• **GIVEN INSTRUCTION**
Every record should be copied exactly, except that pictures are to be omitted.

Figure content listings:
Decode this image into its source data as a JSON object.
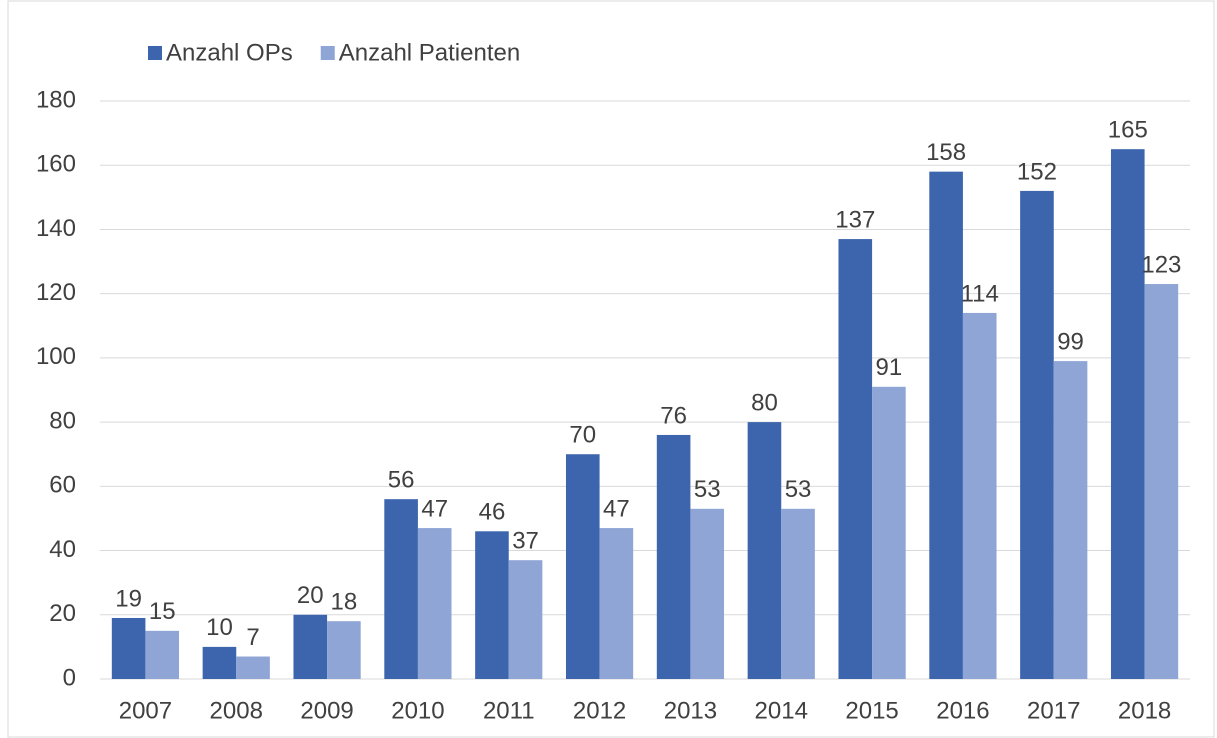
{
  "chart_data": {
    "type": "bar",
    "categories": [
      "2007",
      "2008",
      "2009",
      "2010",
      "2011",
      "2012",
      "2013",
      "2014",
      "2015",
      "2016",
      "2017",
      "2018"
    ],
    "series": [
      {
        "name": "Anzahl OPs",
        "color": "#3d65ae",
        "values": [
          19,
          10,
          20,
          56,
          46,
          70,
          76,
          80,
          137,
          158,
          152,
          165
        ]
      },
      {
        "name": "Anzahl Patienten",
        "color": "#8fa5d6",
        "values": [
          15,
          7,
          18,
          47,
          37,
          47,
          53,
          53,
          91,
          114,
          99,
          123
        ]
      }
    ],
    "ylim": [
      0,
      180
    ],
    "yticks": [
      0,
      20,
      40,
      60,
      80,
      100,
      120,
      140,
      160,
      180
    ],
    "grid": true,
    "legend": "top-left"
  }
}
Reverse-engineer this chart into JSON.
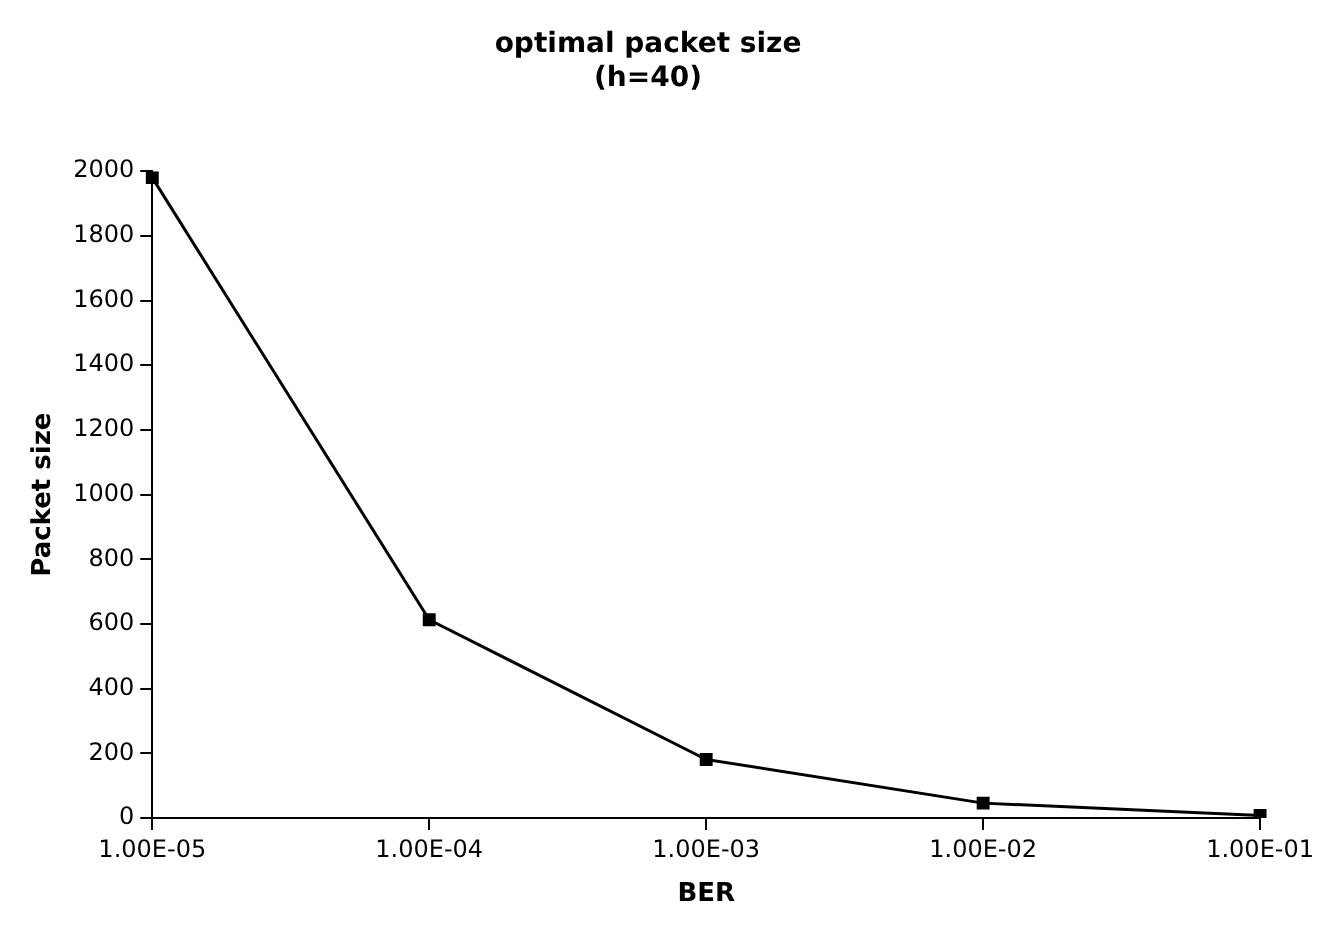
{
  "chart_data": {
    "type": "line",
    "title": "optimal packet size\n(h=40)",
    "xlabel": "BER",
    "ylabel": "Packet size",
    "categories": [
      "1.00E-05",
      "1.00E-04",
      "1.00E-03",
      "1.00E-02",
      "1.00E-01"
    ],
    "series": [
      {
        "color": "#000000",
        "values": [
          1980,
          613,
          181,
          46,
          8
        ]
      }
    ],
    "ylim": [
      0,
      2000
    ],
    "yticks": [
      0,
      200,
      400,
      600,
      800,
      1000,
      1200,
      1400,
      1600,
      1800,
      2000
    ],
    "grid": false,
    "legend": false,
    "marker": "square",
    "line_style": "solid"
  }
}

• **SOLUTION TO THIS TASK**
Decode this image into its source data as a JSON object.
{
  "chart_data": {
    "type": "bar",
    "categories": [
      "2007",
      "2008",
      "2009",
      "2010",
      "2011",
      "2012",
      "2013",
      "2014",
      "2015",
      "2016",
      "2017",
      "2018"
    ],
    "series": [
      {
        "name": "Anzahl OPs",
        "color": "#3d65ae",
        "values": [
          19,
          10,
          20,
          56,
          46,
          70,
          76,
          80,
          137,
          158,
          152,
          165
        ]
      },
      {
        "name": "Anzahl Patienten",
        "color": "#8fa5d6",
        "values": [
          15,
          7,
          18,
          47,
          37,
          47,
          53,
          53,
          91,
          114,
          99,
          123
        ]
      }
    ],
    "ylim": [
      0,
      180
    ],
    "yticks": [
      0,
      20,
      40,
      60,
      80,
      100,
      120,
      140,
      160,
      180
    ],
    "grid": true,
    "legend": "top-left"
  }
}
Reverse-engineer this chart into JSON.
{
  "chart_data": {
    "type": "line",
    "title": "optimal packet size\n(h=40)",
    "xlabel": "BER",
    "ylabel": "Packet size",
    "categories": [
      "1.00E-05",
      "1.00E-04",
      "1.00E-03",
      "1.00E-02",
      "1.00E-01"
    ],
    "series": [
      {
        "color": "#000000",
        "values": [
          1980,
          613,
          181,
          46,
          8
        ]
      }
    ],
    "ylim": [
      0,
      2000
    ],
    "yticks": [
      0,
      200,
      400,
      600,
      800,
      1000,
      1200,
      1400,
      1600,
      1800,
      2000
    ],
    "grid": false,
    "legend": false,
    "marker": "square",
    "line_style": "solid"
  }
}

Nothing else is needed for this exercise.